Dataset records:
.....

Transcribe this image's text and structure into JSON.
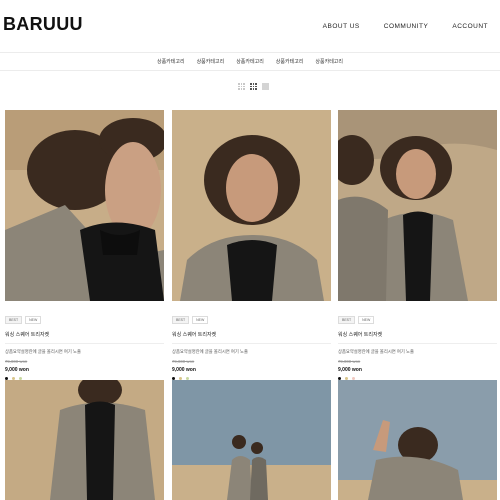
{
  "header": {
    "logo": "BARUUU",
    "nav": [
      "ABOUT US",
      "COMMUNITY",
      "ACCOUNT"
    ]
  },
  "categories": [
    "상품카테고리",
    "상품카테고리",
    "상품카테고리",
    "상품카테고리",
    "상품카테고리"
  ],
  "view_toggle": [
    "grid-3-icon",
    "grid-4-icon",
    "list-icon"
  ],
  "products": [
    {
      "badges": [
        "BEST",
        "NEW"
      ],
      "name": "워싱 스퀘어 트리자켓",
      "description": "상품요약설명란에 글을 올리시면 여기 노출",
      "old_price": "79,000 won",
      "price": "9,000 won",
      "swatches": [
        "#111111",
        "#d9c58a",
        "#c8d8a0"
      ]
    },
    {
      "badges": [
        "BEST",
        "NEW"
      ],
      "name": "워싱 스퀘어 트리자켓",
      "description": "상품요약설명란에 글을 올리시면 여기 노출",
      "old_price": "79,000 won",
      "price": "9,000 won",
      "swatches": [
        "#111111",
        "#d9c58a",
        "#c8d8a0"
      ]
    },
    {
      "badges": [
        "BEST",
        "NEW"
      ],
      "name": "워싱 스퀘어 트리자켓",
      "description": "상품요약설명란에 글을 올리시면 여기 노출",
      "old_price": "79,000 won",
      "price": "9,000 won",
      "swatches": [
        "#111111",
        "#d9c58a",
        "#f0c9c0"
      ]
    }
  ],
  "colors": {
    "sand": "#c9b08a",
    "sky": "#7f96a6",
    "coat": "#8c8578",
    "hair": "#3a2a1f",
    "accent": "#111111"
  }
}
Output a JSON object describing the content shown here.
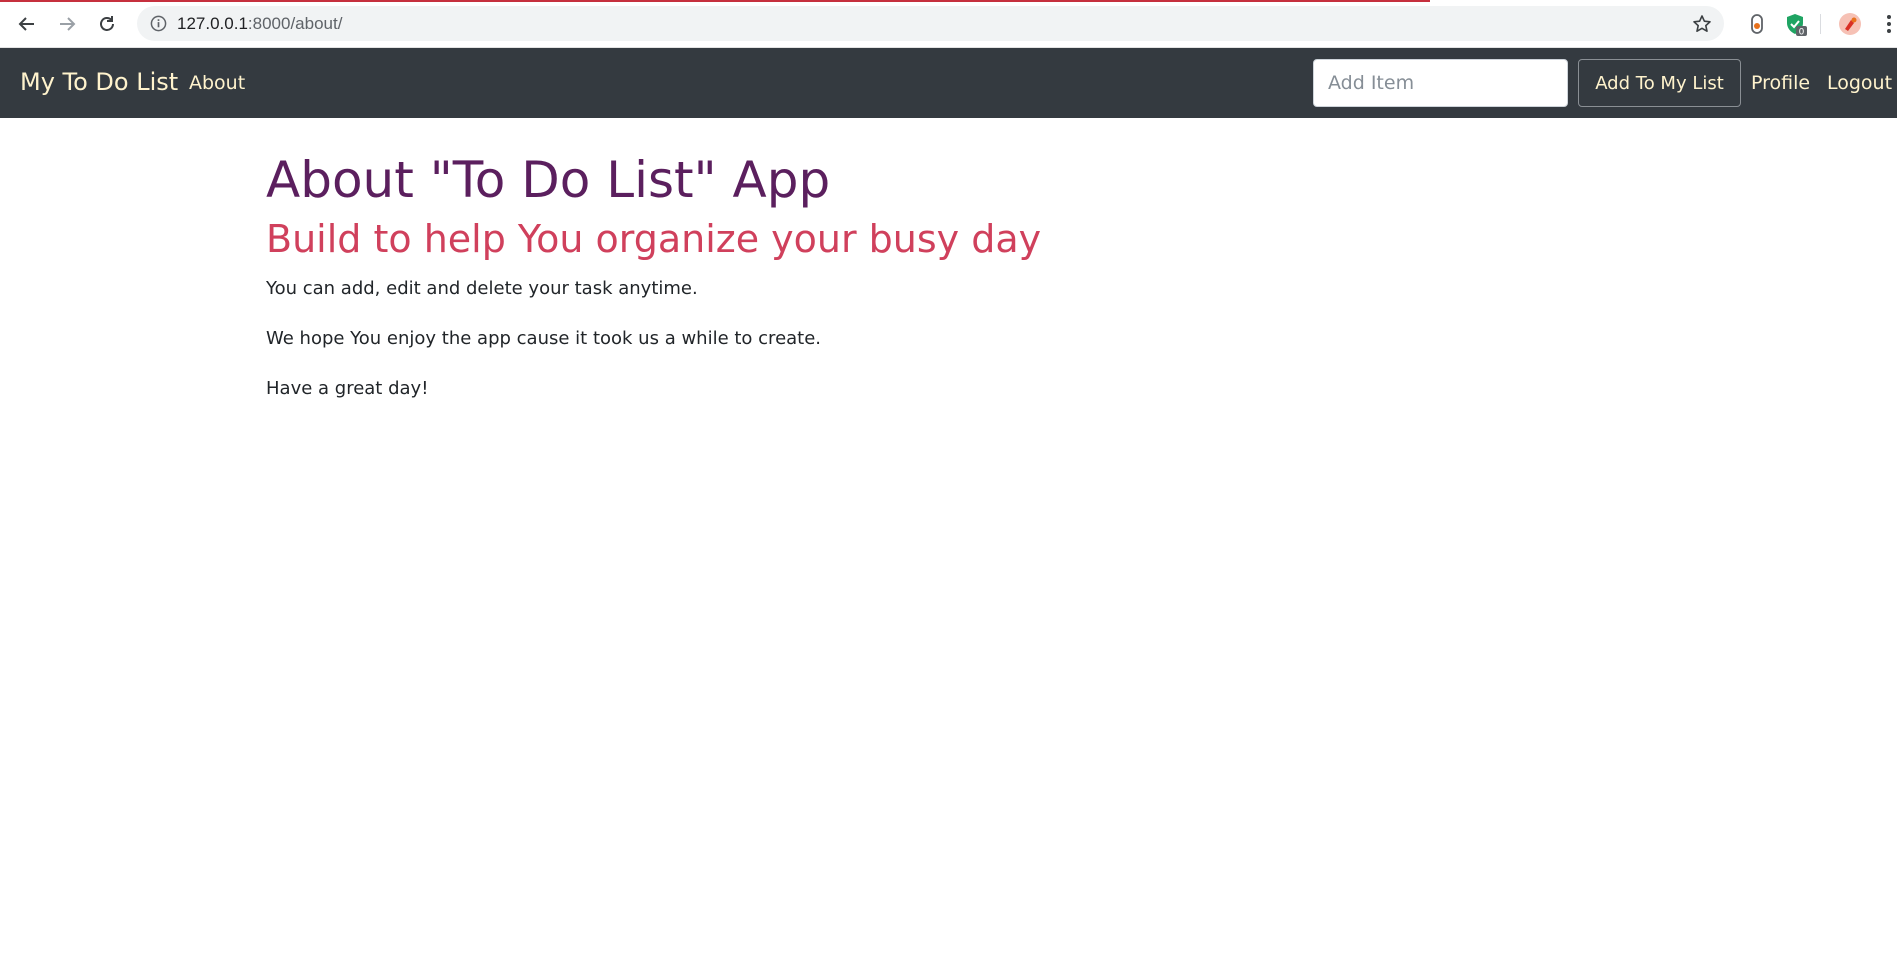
{
  "browser": {
    "url_host": "127.0.0.1",
    "url_rest": ":8000/about/",
    "extension_badge": "0"
  },
  "navbar": {
    "brand": "My To Do List",
    "about_link": "About",
    "add_item_placeholder": "Add Item",
    "add_button": "Add To My List",
    "profile_link": "Profile",
    "logout_link": "Logout"
  },
  "main": {
    "title": "About \"To Do List\" App",
    "subtitle": "Build to help You organize your busy day",
    "paragraphs": [
      "You can add, edit and delete your task anytime.",
      "We hope You enjoy the app cause it took us a while to create.",
      "Have a great day!"
    ]
  },
  "colors": {
    "navbar_bg": "#343a40",
    "nav_text": "#fff3cd",
    "title": "#5b1f5e",
    "subtitle": "#d0405c",
    "body_text": "#212529",
    "load_bar": "#c6303e"
  }
}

.....

# Aim of the task:
Restate each entry word for word, leaving out any pictures.

# Response to this exercise:
Transcribe this image's text and structure into JSON.
{
  "header": {
    "logo": "BARUUU",
    "nav": [
      "ABOUT US",
      "COMMUNITY",
      "ACCOUNT"
    ]
  },
  "categories": [
    "상품카테고리",
    "상품카테고리",
    "상품카테고리",
    "상품카테고리",
    "상품카테고리"
  ],
  "view_toggle": [
    "grid-3-icon",
    "grid-4-icon",
    "list-icon"
  ],
  "products": [
    {
      "badges": [
        "BEST",
        "NEW"
      ],
      "name": "워싱 스퀘어 트리자켓",
      "description": "상품요약설명란에 글을 올리시면 여기 노출",
      "old_price": "79,000 won",
      "price": "9,000 won",
      "swatches": [
        "#111111",
        "#d9c58a",
        "#c8d8a0"
      ]
    },
    {
      "badges": [
        "BEST",
        "NEW"
      ],
      "name": "워싱 스퀘어 트리자켓",
      "description": "상품요약설명란에 글을 올리시면 여기 노출",
      "old_price": "79,000 won",
      "price": "9,000 won",
      "swatches": [
        "#111111",
        "#d9c58a",
        "#c8d8a0"
      ]
    },
    {
      "badges": [
        "BEST",
        "NEW"
      ],
      "name": "워싱 스퀘어 트리자켓",
      "description": "상품요약설명란에 글을 올리시면 여기 노출",
      "old_price": "79,000 won",
      "price": "9,000 won",
      "swatches": [
        "#111111",
        "#d9c58a",
        "#f0c9c0"
      ]
    }
  ],
  "colors": {
    "sand": "#c9b08a",
    "sky": "#7f96a6",
    "coat": "#8c8578",
    "hair": "#3a2a1f",
    "accent": "#111111"
  }
}
Output a JSON object describing the content shown here.
{
  "browser": {
    "url_host": "127.0.0.1",
    "url_rest": ":8000/about/",
    "extension_badge": "0"
  },
  "navbar": {
    "brand": "My To Do List",
    "about_link": "About",
    "add_item_placeholder": "Add Item",
    "add_button": "Add To My List",
    "profile_link": "Profile",
    "logout_link": "Logout"
  },
  "main": {
    "title": "About \"To Do List\" App",
    "subtitle": "Build to help You organize your busy day",
    "paragraphs": [
      "You can add, edit and delete your task anytime.",
      "We hope You enjoy the app cause it took us a while to create.",
      "Have a great day!"
    ]
  },
  "colors": {
    "navbar_bg": "#343a40",
    "nav_text": "#fff3cd",
    "title": "#5b1f5e",
    "subtitle": "#d0405c",
    "body_text": "#212529",
    "load_bar": "#c6303e"
  }
}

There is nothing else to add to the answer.